** Start **

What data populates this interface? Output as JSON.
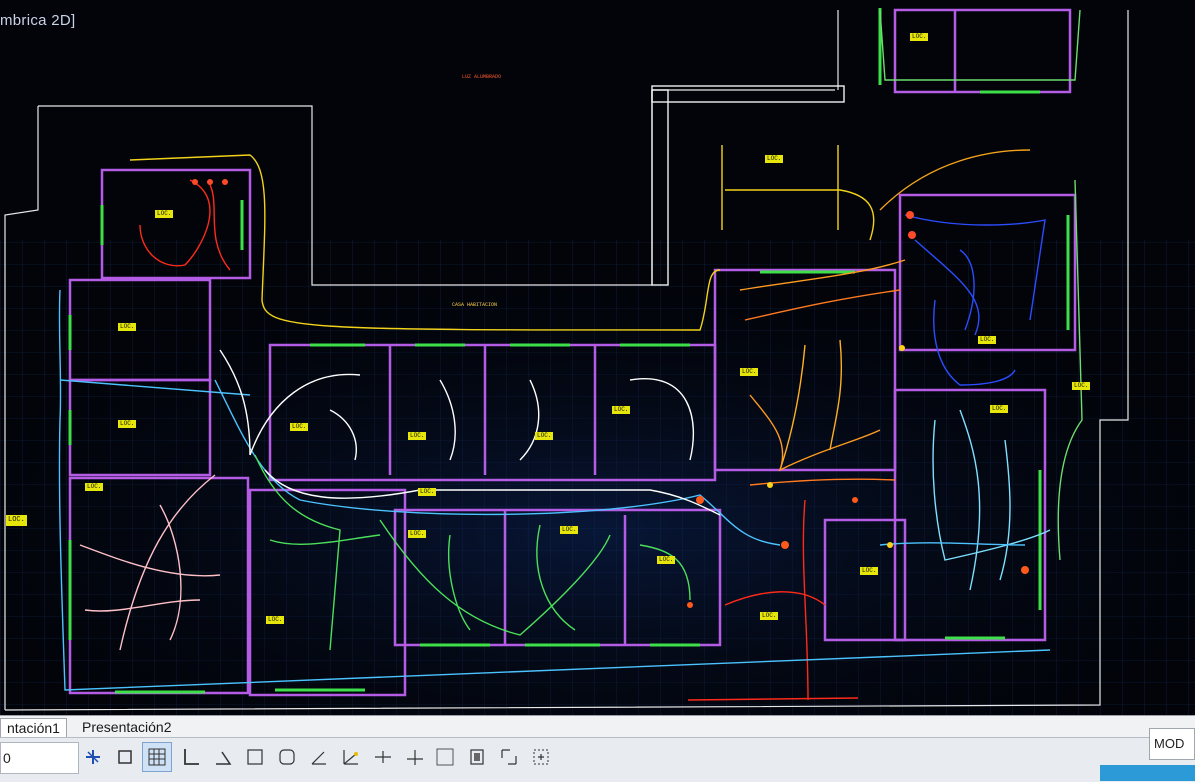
{
  "window": {
    "title_fragment": "mbrica 2D]"
  },
  "drawing": {
    "heading": "LUZ ALUMBRADO",
    "corridor_label": "CASA HABITACION",
    "room_tags": [
      "LOC.",
      "LOC.",
      "LOC.",
      "LOC.",
      "LOC.",
      "LOC.",
      "LOC.",
      "LOC.",
      "LOC.",
      "LOC.",
      "LOC.",
      "LOC.",
      "LOC.",
      "LOC.",
      "LOC.",
      "LOC.",
      "LOC.",
      "LOC.",
      "LOC.",
      "LOC.",
      "LOC.",
      "LOC."
    ],
    "grid_color": "#1f3d7a",
    "wall_color": "#b060e0",
    "circuit_colors": [
      "#ff2a1a",
      "#ffb020",
      "#ff7a20",
      "#2a4dff",
      "#4cc3ff",
      "#4ce05a",
      "#ffffff",
      "#f2e24a",
      "#ffb0c0"
    ]
  },
  "tabs": {
    "items": [
      {
        "label": "ntación1",
        "active": true
      },
      {
        "label": "Presentación2",
        "active": false
      }
    ]
  },
  "statusbar": {
    "coords": "0",
    "model_label": "MOD",
    "tools": [
      "cursor-icon",
      "rectangle-icon",
      "grid-icon",
      "ortho-icon",
      "polar-icon",
      "square-icon",
      "rounded-square-icon",
      "angle-icon",
      "tracking-icon",
      "snap-icon",
      "crosshair-icon",
      "box-icon",
      "lineweight-icon",
      "corner-icon",
      "selection-icon"
    ]
  }
}
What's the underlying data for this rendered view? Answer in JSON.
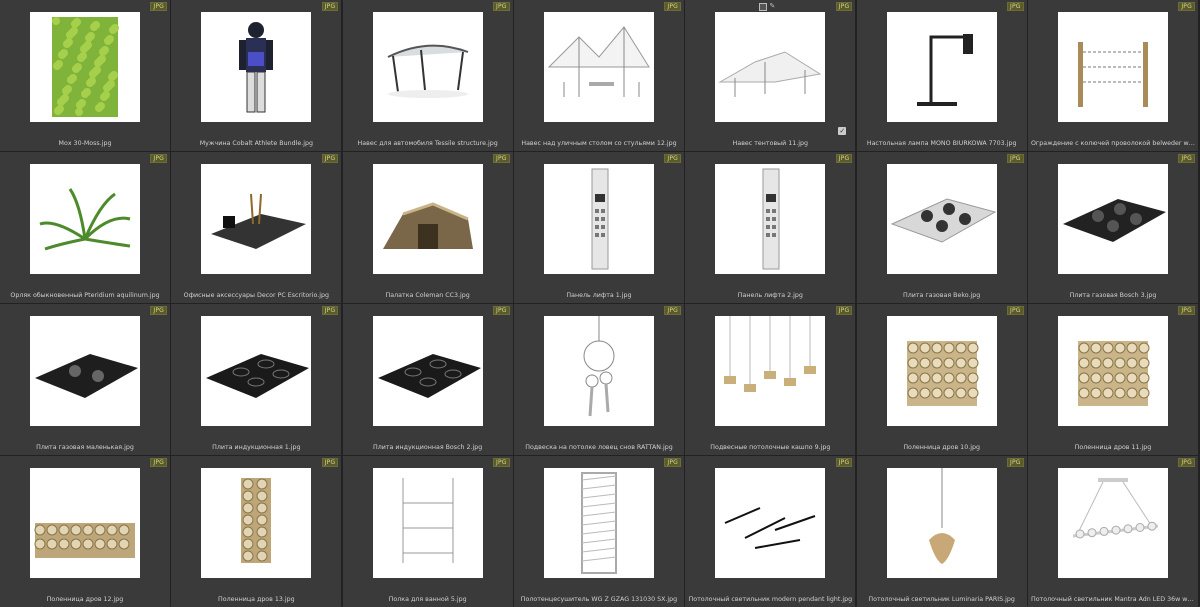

** End **

TASK DESCRIPTION:
Among the lines of the material, find those that hold the word "this" and copy them.

SOLVED EXERCISE:
What data populates this interface? Output as JSON.
What's the underlying data for this rendered view? Answer in JSON.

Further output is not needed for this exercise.